--- Begin Rows ---
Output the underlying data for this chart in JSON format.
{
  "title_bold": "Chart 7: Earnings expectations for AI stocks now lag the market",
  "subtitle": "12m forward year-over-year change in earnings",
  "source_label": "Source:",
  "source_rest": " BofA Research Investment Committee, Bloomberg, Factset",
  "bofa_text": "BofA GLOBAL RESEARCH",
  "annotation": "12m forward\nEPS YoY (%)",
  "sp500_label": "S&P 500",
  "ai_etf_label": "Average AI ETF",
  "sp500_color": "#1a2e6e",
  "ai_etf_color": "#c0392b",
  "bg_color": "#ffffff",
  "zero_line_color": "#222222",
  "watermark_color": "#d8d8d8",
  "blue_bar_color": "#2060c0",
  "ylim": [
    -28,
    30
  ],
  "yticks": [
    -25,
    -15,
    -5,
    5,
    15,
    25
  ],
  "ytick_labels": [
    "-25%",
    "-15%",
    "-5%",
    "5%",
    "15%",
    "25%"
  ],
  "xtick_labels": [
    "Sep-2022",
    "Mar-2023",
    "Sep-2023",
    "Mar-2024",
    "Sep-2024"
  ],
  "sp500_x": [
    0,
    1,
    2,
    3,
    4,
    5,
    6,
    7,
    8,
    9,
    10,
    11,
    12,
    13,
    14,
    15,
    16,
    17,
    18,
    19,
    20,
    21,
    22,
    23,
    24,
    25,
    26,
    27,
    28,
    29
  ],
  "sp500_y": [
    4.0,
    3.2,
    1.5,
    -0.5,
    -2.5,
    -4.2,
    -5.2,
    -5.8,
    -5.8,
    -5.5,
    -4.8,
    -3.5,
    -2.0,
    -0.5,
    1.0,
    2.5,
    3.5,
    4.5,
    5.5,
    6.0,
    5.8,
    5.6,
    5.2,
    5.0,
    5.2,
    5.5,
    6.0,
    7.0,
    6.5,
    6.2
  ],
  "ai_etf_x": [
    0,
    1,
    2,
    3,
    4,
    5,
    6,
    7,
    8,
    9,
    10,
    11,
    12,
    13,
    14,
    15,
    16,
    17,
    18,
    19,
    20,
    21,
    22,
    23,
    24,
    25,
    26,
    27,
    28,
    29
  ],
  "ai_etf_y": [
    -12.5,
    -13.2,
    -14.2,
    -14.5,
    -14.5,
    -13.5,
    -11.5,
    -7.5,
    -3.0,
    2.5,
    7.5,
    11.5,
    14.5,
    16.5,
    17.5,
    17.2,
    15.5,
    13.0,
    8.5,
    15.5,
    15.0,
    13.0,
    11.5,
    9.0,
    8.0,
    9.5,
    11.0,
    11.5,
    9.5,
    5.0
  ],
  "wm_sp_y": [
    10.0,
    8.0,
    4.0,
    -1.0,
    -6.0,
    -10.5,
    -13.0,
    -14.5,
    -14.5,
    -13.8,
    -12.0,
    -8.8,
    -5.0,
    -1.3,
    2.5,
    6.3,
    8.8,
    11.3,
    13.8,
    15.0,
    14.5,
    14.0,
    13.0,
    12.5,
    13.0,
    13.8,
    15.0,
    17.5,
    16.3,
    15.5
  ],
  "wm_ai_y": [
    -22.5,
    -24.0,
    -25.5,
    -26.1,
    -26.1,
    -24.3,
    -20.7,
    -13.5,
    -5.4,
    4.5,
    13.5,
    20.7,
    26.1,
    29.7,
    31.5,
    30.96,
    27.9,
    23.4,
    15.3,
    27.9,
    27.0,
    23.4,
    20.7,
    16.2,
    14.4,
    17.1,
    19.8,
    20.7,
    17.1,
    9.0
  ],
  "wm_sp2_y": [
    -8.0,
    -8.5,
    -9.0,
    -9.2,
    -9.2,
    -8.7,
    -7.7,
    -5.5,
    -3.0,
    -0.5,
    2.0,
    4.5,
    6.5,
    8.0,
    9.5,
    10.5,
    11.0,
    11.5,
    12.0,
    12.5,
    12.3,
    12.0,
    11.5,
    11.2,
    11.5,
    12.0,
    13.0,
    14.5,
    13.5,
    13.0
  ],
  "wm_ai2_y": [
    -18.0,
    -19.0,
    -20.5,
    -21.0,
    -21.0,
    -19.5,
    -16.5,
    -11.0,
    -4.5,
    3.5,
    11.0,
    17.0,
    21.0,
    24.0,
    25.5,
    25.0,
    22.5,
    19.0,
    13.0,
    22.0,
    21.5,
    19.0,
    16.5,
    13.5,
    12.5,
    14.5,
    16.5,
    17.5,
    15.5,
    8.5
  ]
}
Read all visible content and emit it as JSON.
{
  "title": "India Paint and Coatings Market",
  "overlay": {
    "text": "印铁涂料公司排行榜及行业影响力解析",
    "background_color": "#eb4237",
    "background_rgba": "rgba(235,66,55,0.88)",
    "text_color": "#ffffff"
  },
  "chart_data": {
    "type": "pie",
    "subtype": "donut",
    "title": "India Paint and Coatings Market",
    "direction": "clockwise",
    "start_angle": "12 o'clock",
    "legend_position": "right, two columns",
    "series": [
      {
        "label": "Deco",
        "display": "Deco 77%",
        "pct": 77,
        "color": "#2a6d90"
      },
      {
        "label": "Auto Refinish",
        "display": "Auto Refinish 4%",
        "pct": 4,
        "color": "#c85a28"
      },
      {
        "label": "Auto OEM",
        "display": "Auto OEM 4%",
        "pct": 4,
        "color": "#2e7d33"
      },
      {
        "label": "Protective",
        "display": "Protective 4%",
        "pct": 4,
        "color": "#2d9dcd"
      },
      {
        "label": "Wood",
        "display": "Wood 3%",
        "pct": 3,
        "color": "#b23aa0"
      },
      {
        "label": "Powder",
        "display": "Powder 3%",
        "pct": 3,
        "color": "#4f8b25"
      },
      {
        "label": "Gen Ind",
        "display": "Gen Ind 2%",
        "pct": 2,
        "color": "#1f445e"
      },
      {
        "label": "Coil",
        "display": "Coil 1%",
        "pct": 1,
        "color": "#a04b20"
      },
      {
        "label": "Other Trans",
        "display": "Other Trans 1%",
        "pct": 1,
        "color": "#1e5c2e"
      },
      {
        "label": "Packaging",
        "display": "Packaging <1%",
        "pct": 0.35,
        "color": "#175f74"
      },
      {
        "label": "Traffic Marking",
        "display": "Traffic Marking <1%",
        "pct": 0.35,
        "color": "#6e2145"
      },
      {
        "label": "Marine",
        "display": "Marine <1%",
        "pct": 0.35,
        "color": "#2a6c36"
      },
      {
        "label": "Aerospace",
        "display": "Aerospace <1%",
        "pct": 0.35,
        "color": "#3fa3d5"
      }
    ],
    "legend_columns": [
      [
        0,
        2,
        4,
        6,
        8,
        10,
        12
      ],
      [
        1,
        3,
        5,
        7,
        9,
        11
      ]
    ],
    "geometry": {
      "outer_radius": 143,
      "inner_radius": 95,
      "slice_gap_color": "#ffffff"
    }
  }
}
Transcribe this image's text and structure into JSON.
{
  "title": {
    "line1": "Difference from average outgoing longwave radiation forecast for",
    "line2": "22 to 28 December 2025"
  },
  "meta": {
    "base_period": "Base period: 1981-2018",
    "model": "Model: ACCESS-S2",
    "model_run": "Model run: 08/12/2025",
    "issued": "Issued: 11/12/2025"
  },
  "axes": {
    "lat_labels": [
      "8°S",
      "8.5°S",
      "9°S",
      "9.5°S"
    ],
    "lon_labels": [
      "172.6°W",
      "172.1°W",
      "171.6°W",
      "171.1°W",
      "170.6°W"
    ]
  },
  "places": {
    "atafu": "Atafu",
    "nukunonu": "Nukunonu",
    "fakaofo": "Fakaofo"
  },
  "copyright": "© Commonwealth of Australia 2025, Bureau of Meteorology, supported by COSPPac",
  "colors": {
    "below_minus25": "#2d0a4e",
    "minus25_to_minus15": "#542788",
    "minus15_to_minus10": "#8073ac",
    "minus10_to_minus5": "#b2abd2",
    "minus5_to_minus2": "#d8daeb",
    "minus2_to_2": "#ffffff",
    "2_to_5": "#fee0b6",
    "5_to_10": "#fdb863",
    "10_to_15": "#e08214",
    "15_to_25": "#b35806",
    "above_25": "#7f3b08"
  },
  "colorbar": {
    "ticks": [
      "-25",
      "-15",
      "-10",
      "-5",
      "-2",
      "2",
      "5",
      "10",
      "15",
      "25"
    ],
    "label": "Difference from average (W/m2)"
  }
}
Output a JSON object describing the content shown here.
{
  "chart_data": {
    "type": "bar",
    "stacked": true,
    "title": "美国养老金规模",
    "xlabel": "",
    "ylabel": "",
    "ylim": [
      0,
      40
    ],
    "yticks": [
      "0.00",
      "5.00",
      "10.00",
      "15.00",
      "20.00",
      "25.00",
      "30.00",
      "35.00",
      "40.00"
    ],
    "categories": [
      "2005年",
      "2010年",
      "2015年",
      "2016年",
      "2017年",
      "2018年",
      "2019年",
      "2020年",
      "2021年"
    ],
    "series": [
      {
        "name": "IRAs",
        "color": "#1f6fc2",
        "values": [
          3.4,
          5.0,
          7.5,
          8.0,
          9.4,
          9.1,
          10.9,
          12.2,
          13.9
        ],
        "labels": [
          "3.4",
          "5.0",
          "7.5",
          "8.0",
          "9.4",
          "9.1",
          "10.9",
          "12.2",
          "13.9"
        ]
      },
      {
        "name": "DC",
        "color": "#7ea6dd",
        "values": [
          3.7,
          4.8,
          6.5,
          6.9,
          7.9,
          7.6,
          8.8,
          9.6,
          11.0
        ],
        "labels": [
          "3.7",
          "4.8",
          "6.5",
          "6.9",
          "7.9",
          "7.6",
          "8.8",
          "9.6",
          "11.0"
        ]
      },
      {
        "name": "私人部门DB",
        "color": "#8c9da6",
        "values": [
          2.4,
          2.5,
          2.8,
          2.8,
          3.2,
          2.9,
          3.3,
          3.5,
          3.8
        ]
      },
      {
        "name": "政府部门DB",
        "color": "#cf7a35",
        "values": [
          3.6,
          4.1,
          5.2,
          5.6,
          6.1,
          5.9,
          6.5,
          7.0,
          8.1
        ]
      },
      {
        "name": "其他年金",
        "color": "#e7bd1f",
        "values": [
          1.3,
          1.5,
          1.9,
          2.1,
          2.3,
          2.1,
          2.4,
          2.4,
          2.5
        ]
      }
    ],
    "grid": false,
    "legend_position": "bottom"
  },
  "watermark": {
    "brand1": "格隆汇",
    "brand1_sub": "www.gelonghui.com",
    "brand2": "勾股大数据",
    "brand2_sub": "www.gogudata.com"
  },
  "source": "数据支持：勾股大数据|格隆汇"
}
--- End Rows ---
_What you need to do:_
Copy the lines from the entries above in which the word "BofA" appears.

_The completed task:_
  "source_rest": " BofA Research Investment Committee, Bloomberg, Factset",
  "bofa_text": "BofA GLOBAL RESEARCH",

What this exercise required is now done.